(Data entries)

-- Start --

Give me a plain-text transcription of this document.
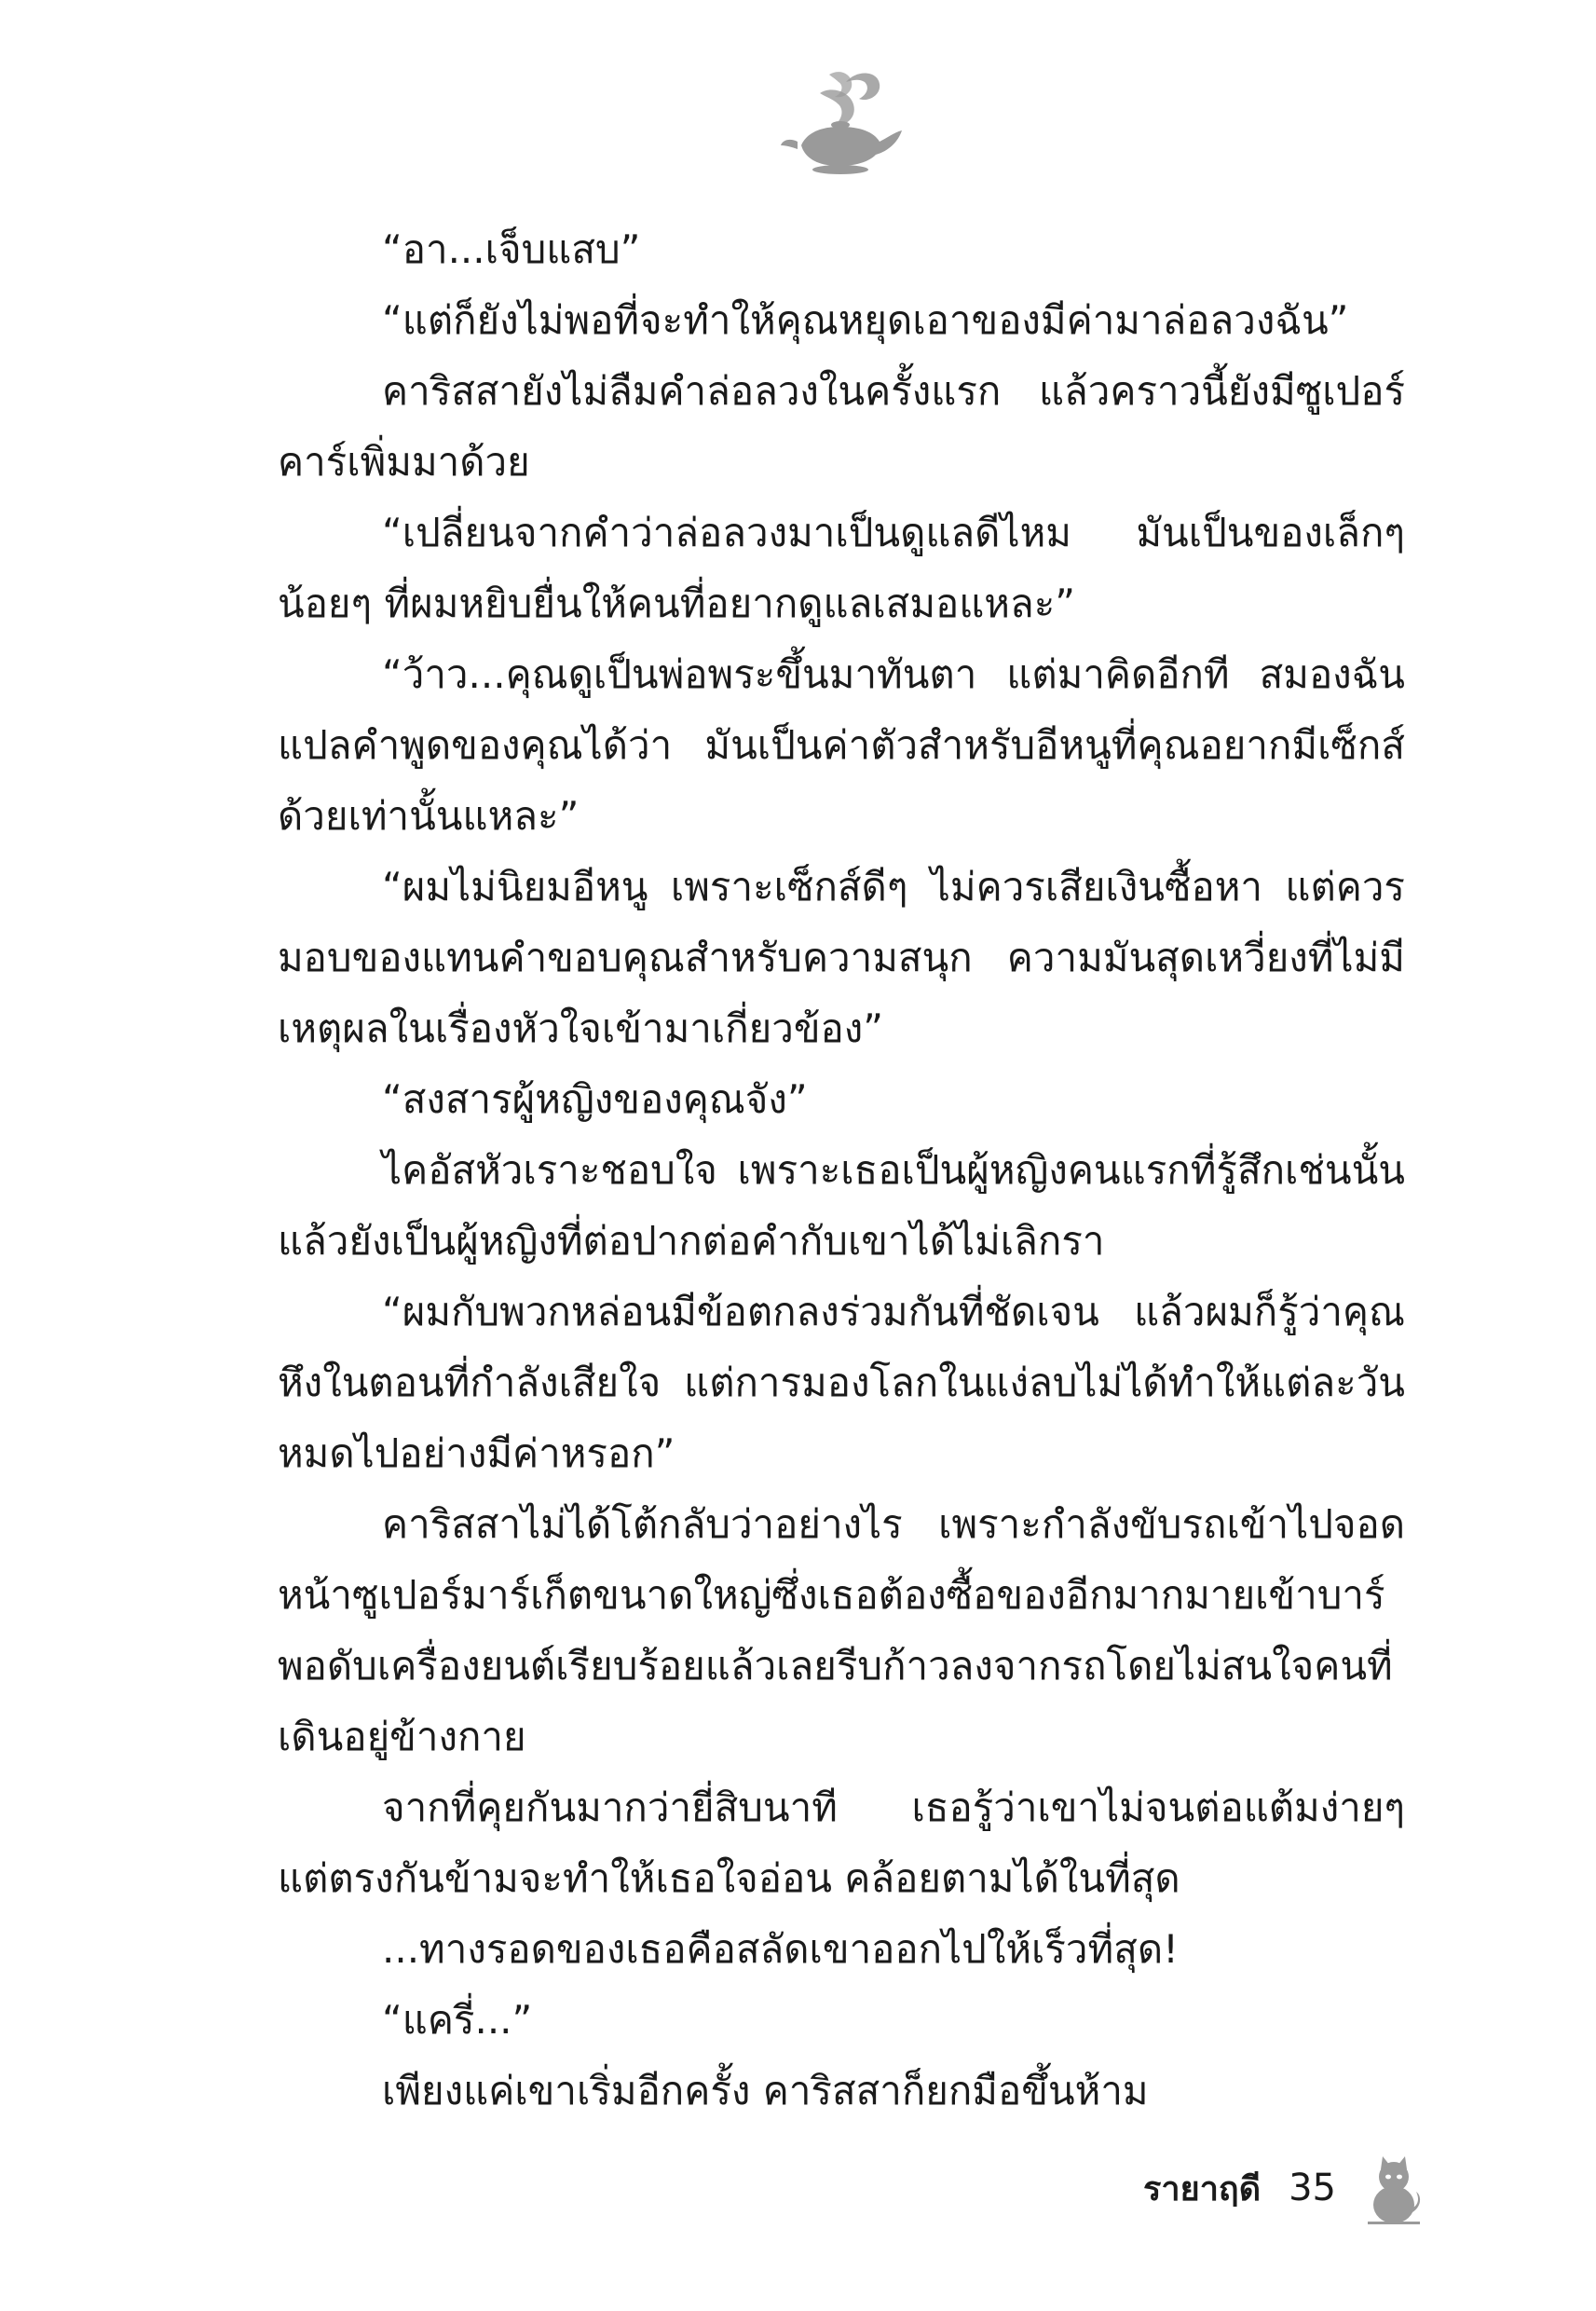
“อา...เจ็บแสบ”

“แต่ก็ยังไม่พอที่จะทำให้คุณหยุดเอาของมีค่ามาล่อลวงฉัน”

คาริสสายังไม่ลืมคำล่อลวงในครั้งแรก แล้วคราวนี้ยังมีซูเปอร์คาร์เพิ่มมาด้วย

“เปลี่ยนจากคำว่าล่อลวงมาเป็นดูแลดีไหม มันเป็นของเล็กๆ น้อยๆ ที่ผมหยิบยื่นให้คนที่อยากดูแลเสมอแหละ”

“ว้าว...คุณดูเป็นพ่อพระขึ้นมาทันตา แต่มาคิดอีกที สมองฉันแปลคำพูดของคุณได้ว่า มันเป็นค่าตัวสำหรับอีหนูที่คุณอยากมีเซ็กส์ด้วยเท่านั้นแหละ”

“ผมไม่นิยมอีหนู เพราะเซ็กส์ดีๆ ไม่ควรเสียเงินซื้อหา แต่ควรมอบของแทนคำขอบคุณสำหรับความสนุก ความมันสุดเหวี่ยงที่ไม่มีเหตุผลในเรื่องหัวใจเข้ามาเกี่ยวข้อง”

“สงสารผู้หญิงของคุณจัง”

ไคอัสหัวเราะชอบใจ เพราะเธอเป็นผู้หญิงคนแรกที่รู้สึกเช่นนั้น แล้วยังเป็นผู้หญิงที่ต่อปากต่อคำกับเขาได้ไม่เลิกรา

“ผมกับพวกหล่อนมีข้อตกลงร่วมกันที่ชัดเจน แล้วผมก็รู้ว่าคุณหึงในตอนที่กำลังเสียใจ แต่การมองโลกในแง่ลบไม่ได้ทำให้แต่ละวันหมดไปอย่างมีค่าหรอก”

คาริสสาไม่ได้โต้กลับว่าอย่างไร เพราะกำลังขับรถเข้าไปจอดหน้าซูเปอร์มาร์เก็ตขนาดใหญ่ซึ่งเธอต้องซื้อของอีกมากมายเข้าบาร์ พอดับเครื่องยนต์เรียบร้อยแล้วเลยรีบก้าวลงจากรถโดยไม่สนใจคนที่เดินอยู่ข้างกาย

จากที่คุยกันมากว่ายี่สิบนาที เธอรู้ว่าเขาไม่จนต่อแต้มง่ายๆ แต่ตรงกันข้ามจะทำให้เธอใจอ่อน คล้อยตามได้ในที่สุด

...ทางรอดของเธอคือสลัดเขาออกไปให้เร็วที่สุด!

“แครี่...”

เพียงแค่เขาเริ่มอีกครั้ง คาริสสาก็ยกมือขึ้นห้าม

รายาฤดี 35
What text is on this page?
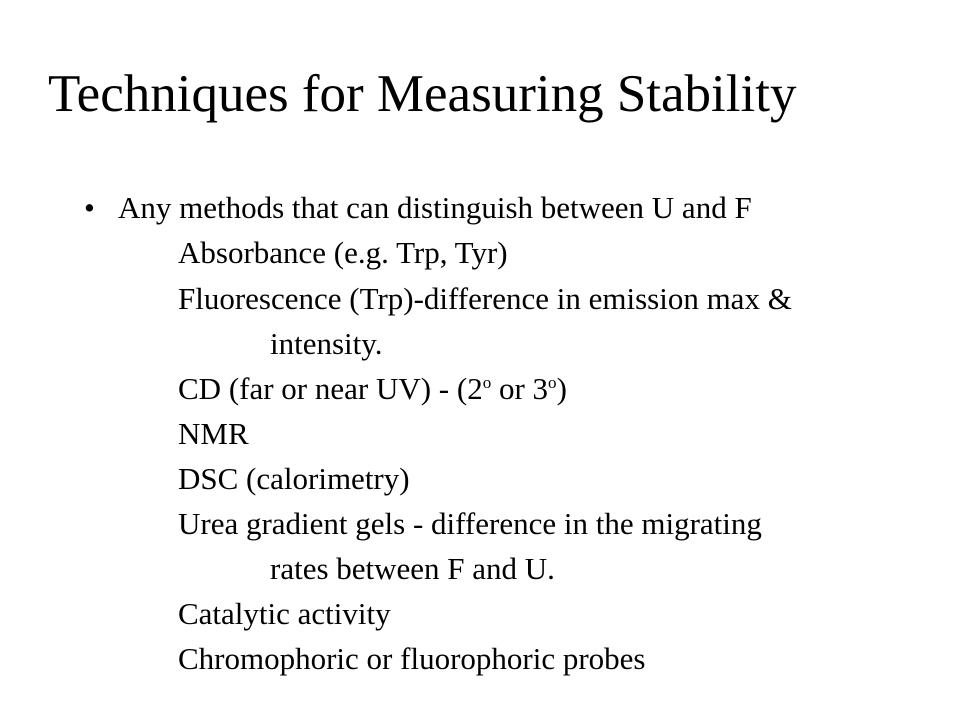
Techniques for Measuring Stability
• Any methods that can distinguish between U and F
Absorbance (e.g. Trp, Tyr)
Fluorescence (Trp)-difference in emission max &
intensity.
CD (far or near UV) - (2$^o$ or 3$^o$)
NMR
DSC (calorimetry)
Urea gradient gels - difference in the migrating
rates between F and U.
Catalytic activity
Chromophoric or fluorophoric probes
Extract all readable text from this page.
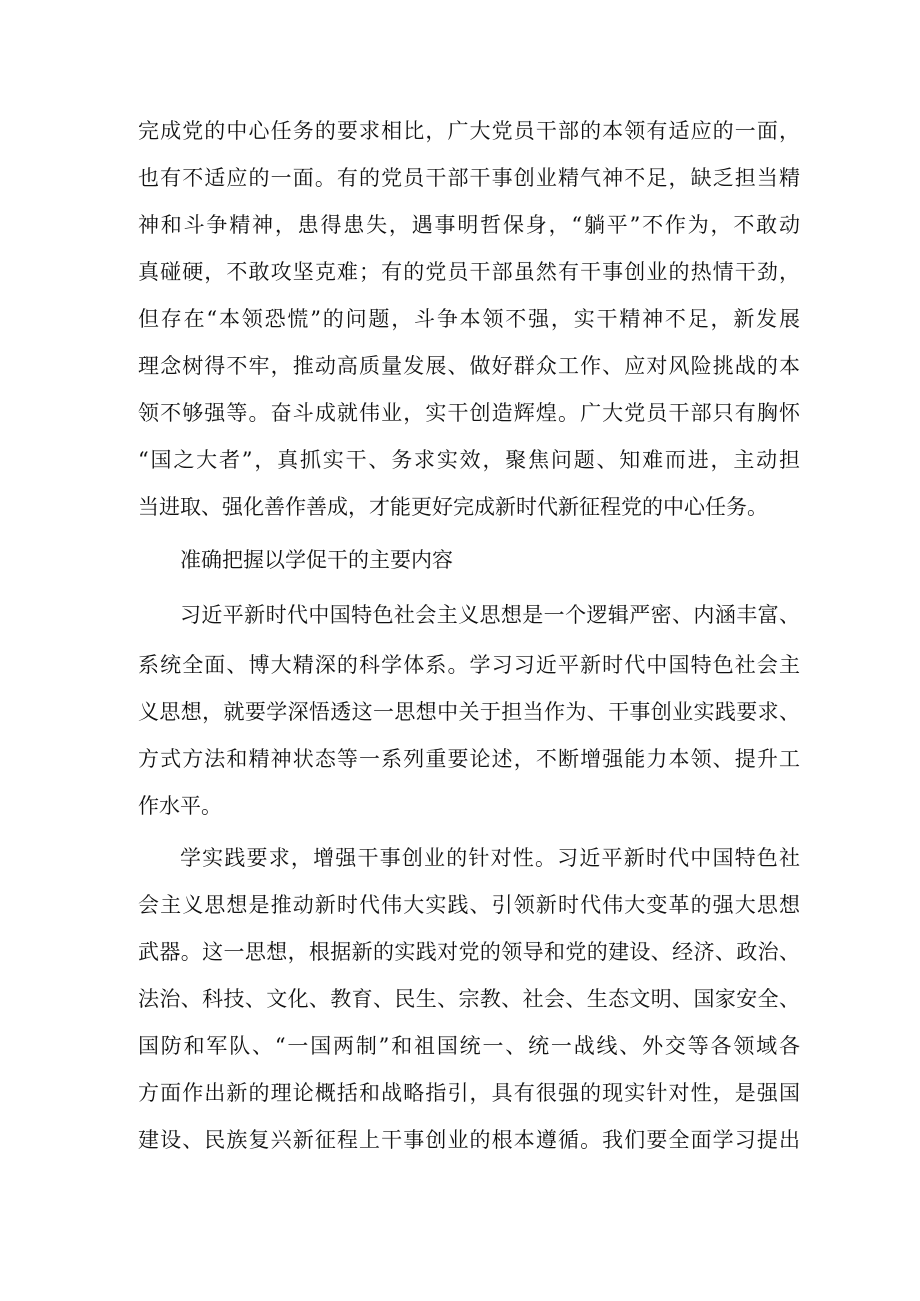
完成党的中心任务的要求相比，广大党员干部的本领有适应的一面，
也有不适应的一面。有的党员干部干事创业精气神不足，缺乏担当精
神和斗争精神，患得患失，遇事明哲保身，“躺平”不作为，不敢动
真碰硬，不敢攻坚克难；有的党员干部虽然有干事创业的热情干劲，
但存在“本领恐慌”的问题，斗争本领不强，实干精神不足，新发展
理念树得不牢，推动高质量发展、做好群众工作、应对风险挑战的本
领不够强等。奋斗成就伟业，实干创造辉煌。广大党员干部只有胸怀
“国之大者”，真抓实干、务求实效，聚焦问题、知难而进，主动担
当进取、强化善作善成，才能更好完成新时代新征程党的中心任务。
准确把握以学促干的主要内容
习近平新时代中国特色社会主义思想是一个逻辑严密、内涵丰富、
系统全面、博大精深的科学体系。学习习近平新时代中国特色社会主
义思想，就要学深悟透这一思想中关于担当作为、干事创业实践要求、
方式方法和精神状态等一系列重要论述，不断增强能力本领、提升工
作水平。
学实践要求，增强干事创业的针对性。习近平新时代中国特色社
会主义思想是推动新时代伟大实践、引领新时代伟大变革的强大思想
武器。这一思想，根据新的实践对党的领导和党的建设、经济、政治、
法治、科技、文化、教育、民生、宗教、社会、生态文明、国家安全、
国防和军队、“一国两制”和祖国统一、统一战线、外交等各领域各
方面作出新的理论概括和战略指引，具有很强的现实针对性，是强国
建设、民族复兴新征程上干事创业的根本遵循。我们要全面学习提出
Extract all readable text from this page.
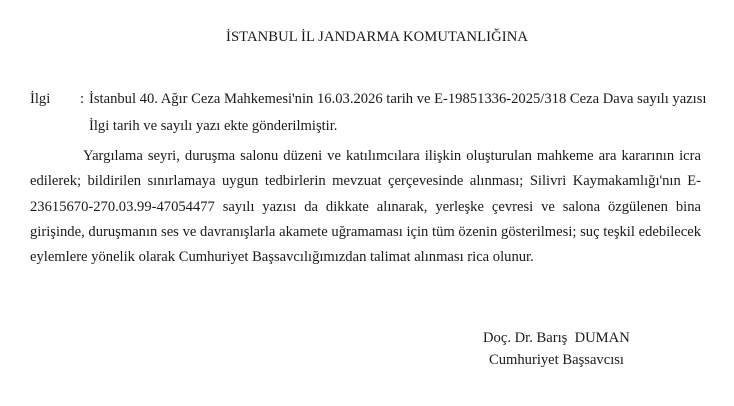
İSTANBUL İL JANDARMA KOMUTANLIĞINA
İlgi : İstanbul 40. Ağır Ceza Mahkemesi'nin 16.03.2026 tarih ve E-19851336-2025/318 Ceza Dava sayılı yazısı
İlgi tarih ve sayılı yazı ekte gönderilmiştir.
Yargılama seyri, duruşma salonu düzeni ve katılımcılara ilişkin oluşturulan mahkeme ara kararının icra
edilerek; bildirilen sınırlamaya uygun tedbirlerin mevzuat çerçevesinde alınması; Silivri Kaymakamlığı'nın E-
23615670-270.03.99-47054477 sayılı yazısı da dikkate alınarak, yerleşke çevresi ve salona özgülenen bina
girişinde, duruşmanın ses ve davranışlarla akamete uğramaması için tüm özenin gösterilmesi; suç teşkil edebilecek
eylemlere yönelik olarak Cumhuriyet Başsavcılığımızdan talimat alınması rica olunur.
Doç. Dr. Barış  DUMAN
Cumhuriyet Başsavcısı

-- End --

• Exercise task:
Pictures are excluded; repeat every record exactly.

• Exercise response:
Give me a plain-text transcription of this document.
“อา...เจ็บแสบ”

“แต่ก็ยังไม่พอที่จะทำให้คุณหยุดเอาของมีค่ามาล่อลวงฉัน”

คาริสสายังไม่ลืมคำล่อลวงในครั้งแรก แล้วคราวนี้ยังมีซูเปอร์คาร์เพิ่มมาด้วย

“เปลี่ยนจากคำว่าล่อลวงมาเป็นดูแลดีไหม มันเป็นของเล็กๆ น้อยๆ ที่ผมหยิบยื่นให้คนที่อยากดูแลเสมอแหละ”

“ว้าว...คุณดูเป็นพ่อพระขึ้นมาทันตา แต่มาคิดอีกที สมองฉันแปลคำพูดของคุณได้ว่า มันเป็นค่าตัวสำหรับอีหนูที่คุณอยากมีเซ็กส์ด้วยเท่านั้นแหละ”

“ผมไม่นิยมอีหนู เพราะเซ็กส์ดีๆ ไม่ควรเสียเงินซื้อหา แต่ควรมอบของแทนคำขอบคุณสำหรับความสนุก ความมันสุดเหวี่ยงที่ไม่มีเหตุผลในเรื่องหัวใจเข้ามาเกี่ยวข้อง”

“สงสารผู้หญิงของคุณจัง”

ไคอัสหัวเราะชอบใจ เพราะเธอเป็นผู้หญิงคนแรกที่รู้สึกเช่นนั้น แล้วยังเป็นผู้หญิงที่ต่อปากต่อคำกับเขาได้ไม่เลิกรา

“ผมกับพวกหล่อนมีข้อตกลงร่วมกันที่ชัดเจน แล้วผมก็รู้ว่าคุณหึงในตอนที่กำลังเสียใจ แต่การมองโลกในแง่ลบไม่ได้ทำให้แต่ละวันหมดไปอย่างมีค่าหรอก”

คาริสสาไม่ได้โต้กลับว่าอย่างไร เพราะกำลังขับรถเข้าไปจอดหน้าซูเปอร์มาร์เก็ตขนาดใหญ่ซึ่งเธอต้องซื้อของอีกมากมายเข้าบาร์ พอดับเครื่องยนต์เรียบร้อยแล้วเลยรีบก้าวลงจากรถโดยไม่สนใจคนที่เดินอยู่ข้างกาย

จากที่คุยกันมากว่ายี่สิบนาที เธอรู้ว่าเขาไม่จนต่อแต้มง่ายๆ แต่ตรงกันข้ามจะทำให้เธอใจอ่อน คล้อยตามได้ในที่สุด

...ทางรอดของเธอคือสลัดเขาออกไปให้เร็วที่สุด!

“แครี่...”

เพียงแค่เขาเริ่มอีกครั้ง คาริสสาก็ยกมือขึ้นห้าม

รายาฤดี 35
What text is on this page?
Techniques for Measuring Stability
• Any methods that can distinguish between U and F
Absorbance (e.g. Trp, Tyr)
Fluorescence (Trp)-difference in emission max &
intensity.
CD (far or near UV) - (2$^o$ or 3$^o$)
NMR
DSC (calorimetry)
Urea gradient gels - difference in the migrating
rates between F and U.
Catalytic activity
Chromophoric or fluorophoric probes
Extract all readable text from this page.
完成党的中心任务的要求相比，广大党员干部的本领有适应的一面，
也有不适应的一面。有的党员干部干事创业精气神不足，缺乏担当精
神和斗争精神，患得患失，遇事明哲保身，“躺平”不作为，不敢动
真碰硬，不敢攻坚克难；有的党员干部虽然有干事创业的热情干劲，
但存在“本领恐慌”的问题，斗争本领不强，实干精神不足，新发展
理念树得不牢，推动高质量发展、做好群众工作、应对风险挑战的本
领不够强等。奋斗成就伟业，实干创造辉煌。广大党员干部只有胸怀
“国之大者”，真抓实干、务求实效，聚焦问题、知难而进，主动担
当进取、强化善作善成，才能更好完成新时代新征程党的中心任务。
准确把握以学促干的主要内容
习近平新时代中国特色社会主义思想是一个逻辑严密、内涵丰富、
系统全面、博大精深的科学体系。学习习近平新时代中国特色社会主
义思想，就要学深悟透这一思想中关于担当作为、干事创业实践要求、
方式方法和精神状态等一系列重要论述，不断增强能力本领、提升工
作水平。
学实践要求，增强干事创业的针对性。习近平新时代中国特色社
会主义思想是推动新时代伟大实践、引领新时代伟大变革的强大思想
武器。这一思想，根据新的实践对党的领导和党的建设、经济、政治、
法治、科技、文化、教育、民生、宗教、社会、生态文明、国家安全、
国防和军队、“一国两制”和祖国统一、统一战线、外交等各领域各
方面作出新的理论概括和战略指引，具有很强的现实针对性，是强国
建设、民族复兴新征程上干事创业的根本遵循。我们要全面学习提出
Extract all readable text from this page.
İSTANBUL İL JANDARMA KOMUTANLIĞINA
İlgi : İstanbul 40. Ağır Ceza Mahkemesi'nin 16.03.2026 tarih ve E-19851336-2025/318 Ceza Dava sayılı yazısı
İlgi tarih ve sayılı yazı ekte gönderilmiştir.
Yargılama seyri, duruşma salonu düzeni ve katılımcılara ilişkin oluşturulan mahkeme ara kararının icra
edilerek; bildirilen sınırlamaya uygun tedbirlerin mevzuat çerçevesinde alınması; Silivri Kaymakamlığı'nın E-
23615670-270.03.99-47054477 sayılı yazısı da dikkate alınarak, yerleşke çevresi ve salona özgülenen bina
girişinde, duruşmanın ses ve davranışlarla akamete uğramaması için tüm özenin gösterilmesi; suç teşkil edebilecek
eylemlere yönelik olarak Cumhuriyet Başsavcılığımızdan talimat alınması rica olunur.
Doç. Dr. Barış  DUMAN
Cumhuriyet Başsavcısı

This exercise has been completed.